Objective: Quote all of the data that follows exactly as written, skipping the images.

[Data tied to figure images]
[start]

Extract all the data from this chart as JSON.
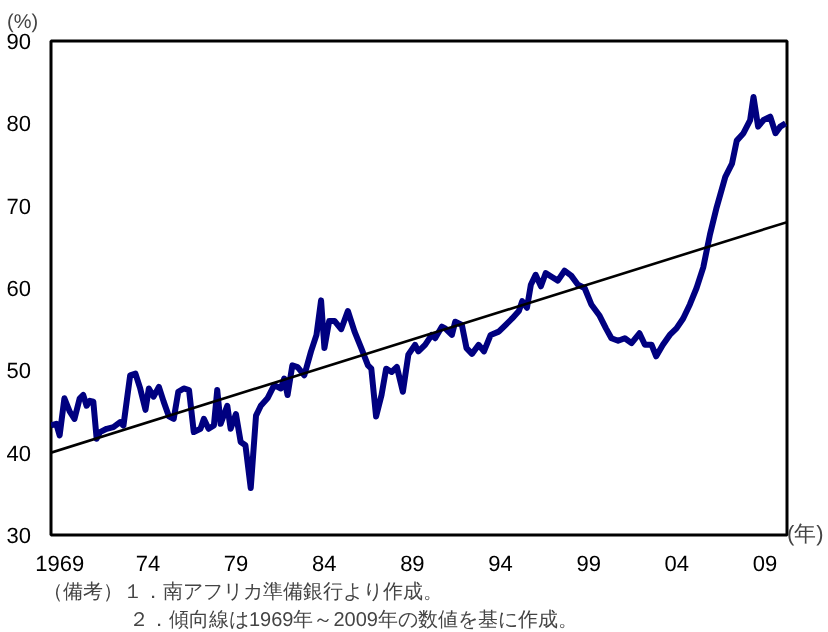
{
  "chart_data": {
    "type": "line",
    "ylabel": "(%)",
    "xlabel": "(年)",
    "xlim": [
      1968.5,
      2010.25
    ],
    "ylim": [
      30,
      90
    ],
    "xticks": [
      1969,
      {
        "value": 1974,
        "label": "74"
      },
      {
        "value": 1979,
        "label": "79"
      },
      {
        "value": 1984,
        "label": "84"
      },
      {
        "value": 1989,
        "label": "89"
      },
      {
        "value": 1994,
        "label": "94"
      },
      {
        "value": 1999,
        "label": "99"
      },
      {
        "value": 2004,
        "label": "04"
      },
      {
        "value": 2009,
        "label": "09"
      }
    ],
    "yticks": [
      30,
      40,
      50,
      60,
      70,
      80,
      90
    ],
    "annotations": [
      "（備考）１．南アフリカ準備銀行より作成。",
      "２．傾向線は1969年～2009年の数値を基に作成。"
    ],
    "series": [
      {
        "color": "#000080",
        "x": [
          1968.5,
          1968.8,
          1968.99,
          1969.26,
          1969.56,
          1969.83,
          1970.13,
          1970.33,
          1970.52,
          1970.71,
          1970.9,
          1971.09,
          1971.28,
          1971.66,
          1972.04,
          1972.42,
          1972.61,
          1972.99,
          1973.29,
          1973.56,
          1973.86,
          1974.05,
          1974.32,
          1974.62,
          1974.89,
          1975.19,
          1975.46,
          1975.72,
          1976.03,
          1976.33,
          1976.6,
          1976.98,
          1977.17,
          1977.44,
          1977.74,
          1977.93,
          1978.12,
          1978.5,
          1978.69,
          1978.99,
          1979.26,
          1979.53,
          1979.83,
          1980.13,
          1980.4,
          1980.78,
          1981.16,
          1981.54,
          1981.73,
          1981.92,
          1982.19,
          1982.49,
          1982.87,
          1983.25,
          1983.56,
          1983.82,
          1984.01,
          1984.28,
          1984.58,
          1984.96,
          1985.34,
          1985.72,
          1986.1,
          1986.48,
          1986.67,
          1986.94,
          1987.25,
          1987.51,
          1987.82,
          1988.12,
          1988.46,
          1988.77,
          1989.15,
          1989.34,
          1989.72,
          1990.1,
          1990.29,
          1990.67,
          1990.86,
          1991.24,
          1991.43,
          1991.81,
          1992.07,
          1992.38,
          1992.76,
          1993.06,
          1993.44,
          1993.9,
          1994.28,
          1994.66,
          1995.04,
          1995.23,
          1995.5,
          1995.72,
          1995.99,
          1996.29,
          1996.56,
          1996.94,
          1997.25,
          1997.63,
          1998.01,
          1998.39,
          1998.77,
          1999.15,
          1999.6,
          1999.98,
          2000.29,
          2000.67,
          2001.05,
          2001.43,
          2001.88,
          2002.19,
          2002.57,
          2002.83,
          2003.21,
          2003.6,
          2003.98,
          2004.36,
          2004.74,
          2005.12,
          2005.5,
          2005.88,
          2006.26,
          2006.75,
          2007.13,
          2007.4,
          2007.78,
          2008.16,
          2008.35,
          2008.61,
          2008.92,
          2009.3,
          2009.6,
          2009.87,
          2010.17
        ],
        "values": [
          43.3,
          43.5,
          42.1,
          46.6,
          45.0,
          44.1,
          46.6,
          47.0,
          45.7,
          46.3,
          46.2,
          41.7,
          42.5,
          42.9,
          43.1,
          43.7,
          43.3,
          49.4,
          49.6,
          47.8,
          45.2,
          47.8,
          46.8,
          48.0,
          46.2,
          44.4,
          44.1,
          47.4,
          47.8,
          47.6,
          42.5,
          42.9,
          44.1,
          42.9,
          43.3,
          47.6,
          43.5,
          45.7,
          42.9,
          44.7,
          41.3,
          40.9,
          35.7,
          44.5,
          45.7,
          46.6,
          48.2,
          47.8,
          49.0,
          47.0,
          50.6,
          50.4,
          49.4,
          52.3,
          54.3,
          58.5,
          52.7,
          56.0,
          56.0,
          55.0,
          57.2,
          54.7,
          52.7,
          50.6,
          50.2,
          44.4,
          47.0,
          50.2,
          49.8,
          50.4,
          47.4,
          51.9,
          53.1,
          52.3,
          53.1,
          54.3,
          53.9,
          55.3,
          55.1,
          54.3,
          55.9,
          55.5,
          52.7,
          52.0,
          53.1,
          52.3,
          54.3,
          54.7,
          55.5,
          56.3,
          57.2,
          58.4,
          57.6,
          60.4,
          61.6,
          60.2,
          61.8,
          61.3,
          60.9,
          62.1,
          61.5,
          60.4,
          60.0,
          58.0,
          56.7,
          55.1,
          53.9,
          53.6,
          53.9,
          53.3,
          54.5,
          53.1,
          53.1,
          51.7,
          53.1,
          54.3,
          55.1,
          56.3,
          58.0,
          60.0,
          62.5,
          66.5,
          69.8,
          73.5,
          75.1,
          77.9,
          78.8,
          80.4,
          83.2,
          79.6,
          80.4,
          80.8,
          78.8,
          79.6,
          80.0
        ]
      },
      {
        "color": "#000000",
        "x": [
          1968.5,
          2010.25
        ],
        "values": [
          40,
          68
        ]
      }
    ]
  }
}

[end]

Completed exercise:
Extract all the data from this chart as JSON.
{
  "chart_data": {
    "type": "line",
    "ylabel": "(%)",
    "xlabel": "(年)",
    "xlim": [
      1968.5,
      2010.25
    ],
    "ylim": [
      30,
      90
    ],
    "xticks": [
      1969,
      {
        "value": 1974,
        "label": "74"
      },
      {
        "value": 1979,
        "label": "79"
      },
      {
        "value": 1984,
        "label": "84"
      },
      {
        "value": 1989,
        "label": "89"
      },
      {
        "value": 1994,
        "label": "94"
      },
      {
        "value": 1999,
        "label": "99"
      },
      {
        "value": 2004,
        "label": "04"
      },
      {
        "value": 2009,
        "label": "09"
      }
    ],
    "yticks": [
      30,
      40,
      50,
      60,
      70,
      80,
      90
    ],
    "annotations": [
      "（備考）１．南アフリカ準備銀行より作成。",
      "２．傾向線は1969年～2009年の数値を基に作成。"
    ],
    "series": [
      {
        "color": "#000080",
        "x": [
          1968.5,
          1968.8,
          1968.99,
          1969.26,
          1969.56,
          1969.83,
          1970.13,
          1970.33,
          1970.52,
          1970.71,
          1970.9,
          1971.09,
          1971.28,
          1971.66,
          1972.04,
          1972.42,
          1972.61,
          1972.99,
          1973.29,
          1973.56,
          1973.86,
          1974.05,
          1974.32,
          1974.62,
          1974.89,
          1975.19,
          1975.46,
          1975.72,
          1976.03,
          1976.33,
          1976.6,
          1976.98,
          1977.17,
          1977.44,
          1977.74,
          1977.93,
          1978.12,
          1978.5,
          1978.69,
          1978.99,
          1979.26,
          1979.53,
          1979.83,
          1980.13,
          1980.4,
          1980.78,
          1981.16,
          1981.54,
          1981.73,
          1981.92,
          1982.19,
          1982.49,
          1982.87,
          1983.25,
          1983.56,
          1983.82,
          1984.01,
          1984.28,
          1984.58,
          1984.96,
          1985.34,
          1985.72,
          1986.1,
          1986.48,
          1986.67,
          1986.94,
          1987.25,
          1987.51,
          1987.82,
          1988.12,
          1988.46,
          1988.77,
          1989.15,
          1989.34,
          1989.72,
          1990.1,
          1990.29,
          1990.67,
          1990.86,
          1991.24,
          1991.43,
          1991.81,
          1992.07,
          1992.38,
          1992.76,
          1993.06,
          1993.44,
          1993.9,
          1994.28,
          1994.66,
          1995.04,
          1995.23,
          1995.5,
          1995.72,
          1995.99,
          1996.29,
          1996.56,
          1996.94,
          1997.25,
          1997.63,
          1998.01,
          1998.39,
          1998.77,
          1999.15,
          1999.6,
          1999.98,
          2000.29,
          2000.67,
          2001.05,
          2001.43,
          2001.88,
          2002.19,
          2002.57,
          2002.83,
          2003.21,
          2003.6,
          2003.98,
          2004.36,
          2004.74,
          2005.12,
          2005.5,
          2005.88,
          2006.26,
          2006.75,
          2007.13,
          2007.4,
          2007.78,
          2008.16,
          2008.35,
          2008.61,
          2008.92,
          2009.3,
          2009.6,
          2009.87,
          2010.17
        ],
        "values": [
          43.3,
          43.5,
          42.1,
          46.6,
          45.0,
          44.1,
          46.6,
          47.0,
          45.7,
          46.3,
          46.2,
          41.7,
          42.5,
          42.9,
          43.1,
          43.7,
          43.3,
          49.4,
          49.6,
          47.8,
          45.2,
          47.8,
          46.8,
          48.0,
          46.2,
          44.4,
          44.1,
          47.4,
          47.8,
          47.6,
          42.5,
          42.9,
          44.1,
          42.9,
          43.3,
          47.6,
          43.5,
          45.7,
          42.9,
          44.7,
          41.3,
          40.9,
          35.7,
          44.5,
          45.7,
          46.6,
          48.2,
          47.8,
          49.0,
          47.0,
          50.6,
          50.4,
          49.4,
          52.3,
          54.3,
          58.5,
          52.7,
          56.0,
          56.0,
          55.0,
          57.2,
          54.7,
          52.7,
          50.6,
          50.2,
          44.4,
          47.0,
          50.2,
          49.8,
          50.4,
          47.4,
          51.9,
          53.1,
          52.3,
          53.1,
          54.3,
          53.9,
          55.3,
          55.1,
          54.3,
          55.9,
          55.5,
          52.7,
          52.0,
          53.1,
          52.3,
          54.3,
          54.7,
          55.5,
          56.3,
          57.2,
          58.4,
          57.6,
          60.4,
          61.6,
          60.2,
          61.8,
          61.3,
          60.9,
          62.1,
          61.5,
          60.4,
          60.0,
          58.0,
          56.7,
          55.1,
          53.9,
          53.6,
          53.9,
          53.3,
          54.5,
          53.1,
          53.1,
          51.7,
          53.1,
          54.3,
          55.1,
          56.3,
          58.0,
          60.0,
          62.5,
          66.5,
          69.8,
          73.5,
          75.1,
          77.9,
          78.8,
          80.4,
          83.2,
          79.6,
          80.4,
          80.8,
          78.8,
          79.6,
          80.0
        ]
      },
      {
        "color": "#000000",
        "x": [
          1968.5,
          2010.25
        ],
        "values": [
          40,
          68
        ]
      }
    ]
  }
}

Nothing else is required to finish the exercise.